• **SHORT EXERCISE A**
Please copy the part of the article on the Brazilian chip from "SAMPA has been" up to and including "to upgrade ALICE.".
• **SHORT EXERCISE B**
Repeat the rows from the first one up to and including the line with "ubuntu-software-icon[interactable] [9,181,45,217]".

• **TEXT PROVIDED**

Chip developed by Brazilian researchers will be linchpin of LHC upgrade
April 18, 2018
By José Tadeu Arantes | Agência FAPESP – A Brazilian chip will be used to upgrade the detection system used in ALICE (A Large Ion Collider Experiment), one of the four major experiments at the Large Hadron Collider (LHC), the world’s most powerful particle accelerator, located on the Franco-Swiss border. The chip is called SAMPA and was designed at the University of São Paulo’s Engineering School (Poli-USP) in Brazil.
SAMPA has been tested in several countries and analyzed by an international group of experts. It passed with flying colors and received the green light for large-scale fabrication. Taiwan-based TSMC will produce all 88,000 units required to upgrade ALICE.

• **DATA SHOWN**
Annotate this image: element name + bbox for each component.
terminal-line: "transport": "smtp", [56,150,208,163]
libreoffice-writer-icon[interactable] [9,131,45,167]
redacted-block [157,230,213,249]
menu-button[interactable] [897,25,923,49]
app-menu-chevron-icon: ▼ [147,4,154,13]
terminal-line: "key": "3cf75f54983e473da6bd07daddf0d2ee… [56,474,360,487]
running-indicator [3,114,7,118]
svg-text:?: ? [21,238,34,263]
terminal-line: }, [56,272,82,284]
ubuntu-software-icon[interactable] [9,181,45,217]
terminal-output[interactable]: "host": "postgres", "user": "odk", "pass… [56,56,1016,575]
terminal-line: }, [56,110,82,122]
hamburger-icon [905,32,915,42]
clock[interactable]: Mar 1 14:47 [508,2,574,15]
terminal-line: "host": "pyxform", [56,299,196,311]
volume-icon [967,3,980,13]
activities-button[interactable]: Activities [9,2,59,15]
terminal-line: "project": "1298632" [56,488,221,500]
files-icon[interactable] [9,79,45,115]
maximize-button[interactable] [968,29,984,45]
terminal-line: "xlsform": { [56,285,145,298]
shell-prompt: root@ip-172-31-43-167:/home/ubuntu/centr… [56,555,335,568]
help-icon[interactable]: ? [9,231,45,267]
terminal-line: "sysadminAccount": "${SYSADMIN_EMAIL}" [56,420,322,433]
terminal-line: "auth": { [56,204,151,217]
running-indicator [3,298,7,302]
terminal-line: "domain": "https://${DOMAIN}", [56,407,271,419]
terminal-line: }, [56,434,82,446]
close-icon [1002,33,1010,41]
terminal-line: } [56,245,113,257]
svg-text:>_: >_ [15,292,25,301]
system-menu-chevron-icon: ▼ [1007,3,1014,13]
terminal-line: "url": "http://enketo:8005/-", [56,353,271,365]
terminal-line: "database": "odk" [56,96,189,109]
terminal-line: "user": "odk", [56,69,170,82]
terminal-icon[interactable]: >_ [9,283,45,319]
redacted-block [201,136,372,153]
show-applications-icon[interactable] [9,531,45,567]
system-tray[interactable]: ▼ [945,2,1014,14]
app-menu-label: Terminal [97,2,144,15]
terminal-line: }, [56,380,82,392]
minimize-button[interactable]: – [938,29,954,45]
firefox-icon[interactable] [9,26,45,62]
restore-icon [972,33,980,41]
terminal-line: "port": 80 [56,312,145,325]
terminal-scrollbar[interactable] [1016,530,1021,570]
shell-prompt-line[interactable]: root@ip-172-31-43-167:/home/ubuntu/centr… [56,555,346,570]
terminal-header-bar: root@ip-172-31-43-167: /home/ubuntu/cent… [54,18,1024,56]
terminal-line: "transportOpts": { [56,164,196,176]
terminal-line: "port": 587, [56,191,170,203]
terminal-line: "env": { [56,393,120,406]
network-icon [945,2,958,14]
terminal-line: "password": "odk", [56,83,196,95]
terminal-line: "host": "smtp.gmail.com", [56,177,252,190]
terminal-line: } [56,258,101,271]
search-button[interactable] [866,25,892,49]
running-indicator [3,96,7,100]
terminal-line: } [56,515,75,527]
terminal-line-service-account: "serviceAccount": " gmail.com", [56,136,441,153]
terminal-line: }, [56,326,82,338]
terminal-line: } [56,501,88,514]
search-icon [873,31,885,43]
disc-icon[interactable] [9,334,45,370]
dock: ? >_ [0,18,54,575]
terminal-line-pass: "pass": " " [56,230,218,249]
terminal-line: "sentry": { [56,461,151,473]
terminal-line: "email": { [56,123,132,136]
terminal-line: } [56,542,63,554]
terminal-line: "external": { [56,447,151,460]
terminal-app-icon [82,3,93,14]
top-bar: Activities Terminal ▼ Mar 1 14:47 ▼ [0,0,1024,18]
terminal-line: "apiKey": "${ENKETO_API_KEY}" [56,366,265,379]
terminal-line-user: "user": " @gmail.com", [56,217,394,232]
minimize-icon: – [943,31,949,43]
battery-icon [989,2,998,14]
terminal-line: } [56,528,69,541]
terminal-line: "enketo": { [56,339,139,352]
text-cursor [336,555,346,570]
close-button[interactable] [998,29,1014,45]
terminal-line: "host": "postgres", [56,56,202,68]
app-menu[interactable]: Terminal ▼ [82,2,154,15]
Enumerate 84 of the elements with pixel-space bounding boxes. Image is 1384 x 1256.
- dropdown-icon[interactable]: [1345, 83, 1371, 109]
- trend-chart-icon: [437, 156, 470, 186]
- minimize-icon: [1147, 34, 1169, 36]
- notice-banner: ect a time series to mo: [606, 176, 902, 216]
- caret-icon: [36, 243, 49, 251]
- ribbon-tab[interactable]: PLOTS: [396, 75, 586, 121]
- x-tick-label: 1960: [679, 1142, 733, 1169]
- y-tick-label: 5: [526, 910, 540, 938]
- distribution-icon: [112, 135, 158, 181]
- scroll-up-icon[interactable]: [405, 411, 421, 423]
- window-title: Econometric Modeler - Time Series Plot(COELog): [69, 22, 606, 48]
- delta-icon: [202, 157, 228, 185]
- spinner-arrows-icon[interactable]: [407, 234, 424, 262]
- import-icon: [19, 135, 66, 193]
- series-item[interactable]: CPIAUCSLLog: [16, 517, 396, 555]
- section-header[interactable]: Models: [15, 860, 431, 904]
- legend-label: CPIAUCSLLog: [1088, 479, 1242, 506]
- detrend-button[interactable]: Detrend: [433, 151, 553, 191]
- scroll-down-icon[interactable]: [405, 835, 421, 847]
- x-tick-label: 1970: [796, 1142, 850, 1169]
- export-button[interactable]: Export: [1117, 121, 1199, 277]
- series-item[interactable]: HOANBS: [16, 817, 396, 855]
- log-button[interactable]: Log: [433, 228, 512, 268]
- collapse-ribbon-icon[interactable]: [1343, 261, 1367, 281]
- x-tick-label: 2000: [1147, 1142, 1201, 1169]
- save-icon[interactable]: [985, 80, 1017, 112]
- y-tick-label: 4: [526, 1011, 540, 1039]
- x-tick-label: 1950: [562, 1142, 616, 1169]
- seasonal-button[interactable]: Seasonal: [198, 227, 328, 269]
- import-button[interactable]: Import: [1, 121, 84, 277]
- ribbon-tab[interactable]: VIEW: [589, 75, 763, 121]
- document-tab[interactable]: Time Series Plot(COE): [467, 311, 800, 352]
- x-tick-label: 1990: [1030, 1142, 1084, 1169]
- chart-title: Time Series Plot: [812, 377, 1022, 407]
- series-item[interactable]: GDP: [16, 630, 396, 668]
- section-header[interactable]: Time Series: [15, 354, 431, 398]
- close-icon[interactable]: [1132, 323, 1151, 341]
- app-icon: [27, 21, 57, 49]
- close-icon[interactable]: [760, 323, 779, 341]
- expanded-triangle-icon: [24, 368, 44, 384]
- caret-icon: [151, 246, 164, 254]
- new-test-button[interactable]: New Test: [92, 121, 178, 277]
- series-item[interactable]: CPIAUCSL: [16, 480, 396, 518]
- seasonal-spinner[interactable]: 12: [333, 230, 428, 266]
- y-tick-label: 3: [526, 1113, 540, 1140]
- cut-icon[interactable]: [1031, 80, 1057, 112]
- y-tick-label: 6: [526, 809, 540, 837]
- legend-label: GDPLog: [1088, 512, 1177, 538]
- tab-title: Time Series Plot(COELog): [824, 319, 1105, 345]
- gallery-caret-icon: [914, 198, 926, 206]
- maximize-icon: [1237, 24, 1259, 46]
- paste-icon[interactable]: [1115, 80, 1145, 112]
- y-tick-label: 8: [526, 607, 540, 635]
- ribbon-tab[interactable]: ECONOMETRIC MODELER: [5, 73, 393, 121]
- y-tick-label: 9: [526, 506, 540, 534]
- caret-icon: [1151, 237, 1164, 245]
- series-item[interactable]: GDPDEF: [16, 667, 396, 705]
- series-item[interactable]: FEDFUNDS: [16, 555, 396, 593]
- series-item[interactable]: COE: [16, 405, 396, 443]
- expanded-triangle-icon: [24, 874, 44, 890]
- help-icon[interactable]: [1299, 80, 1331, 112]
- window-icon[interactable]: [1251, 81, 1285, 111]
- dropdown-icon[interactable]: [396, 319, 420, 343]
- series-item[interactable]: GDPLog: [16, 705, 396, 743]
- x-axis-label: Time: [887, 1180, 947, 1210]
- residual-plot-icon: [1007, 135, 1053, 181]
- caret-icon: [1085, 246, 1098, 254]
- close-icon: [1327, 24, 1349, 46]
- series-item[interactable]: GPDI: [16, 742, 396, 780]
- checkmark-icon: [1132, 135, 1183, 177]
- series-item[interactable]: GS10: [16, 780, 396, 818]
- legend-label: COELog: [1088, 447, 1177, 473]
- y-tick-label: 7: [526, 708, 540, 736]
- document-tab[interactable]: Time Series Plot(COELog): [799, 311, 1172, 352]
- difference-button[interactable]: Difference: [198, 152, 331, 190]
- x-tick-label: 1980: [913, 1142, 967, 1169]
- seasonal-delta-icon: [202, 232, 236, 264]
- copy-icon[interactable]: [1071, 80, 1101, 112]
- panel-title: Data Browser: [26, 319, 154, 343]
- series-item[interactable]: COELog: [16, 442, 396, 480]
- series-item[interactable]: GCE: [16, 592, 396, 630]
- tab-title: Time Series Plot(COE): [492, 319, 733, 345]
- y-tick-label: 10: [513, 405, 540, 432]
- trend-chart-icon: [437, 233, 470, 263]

• **EXPECTED ANSWER A**
SAMPA has been tested in several countries and analyzed by an international group of experts. It passed with flying colors and received the green light for large-scale fabrication. Taiwan-based TSMC will produce all 88,000 units required to upgrade ALICE.

• **EXPECTED ANSWER B**
Annotate this image: element name + bbox for each component.
terminal-line: "transport": "smtp", [56,150,208,163]
libreoffice-writer-icon[interactable] [9,131,45,167]
redacted-block [157,230,213,249]
menu-button[interactable] [897,25,923,49]
app-menu-chevron-icon: ▼ [147,4,154,13]
terminal-line: "key": "3cf75f54983e473da6bd07daddf0d2ee… [56,474,360,487]
running-indicator [3,114,7,118]
svg-text:?: ? [21,238,34,263]
terminal-line: }, [56,272,82,284]
ubuntu-software-icon[interactable] [9,181,45,217]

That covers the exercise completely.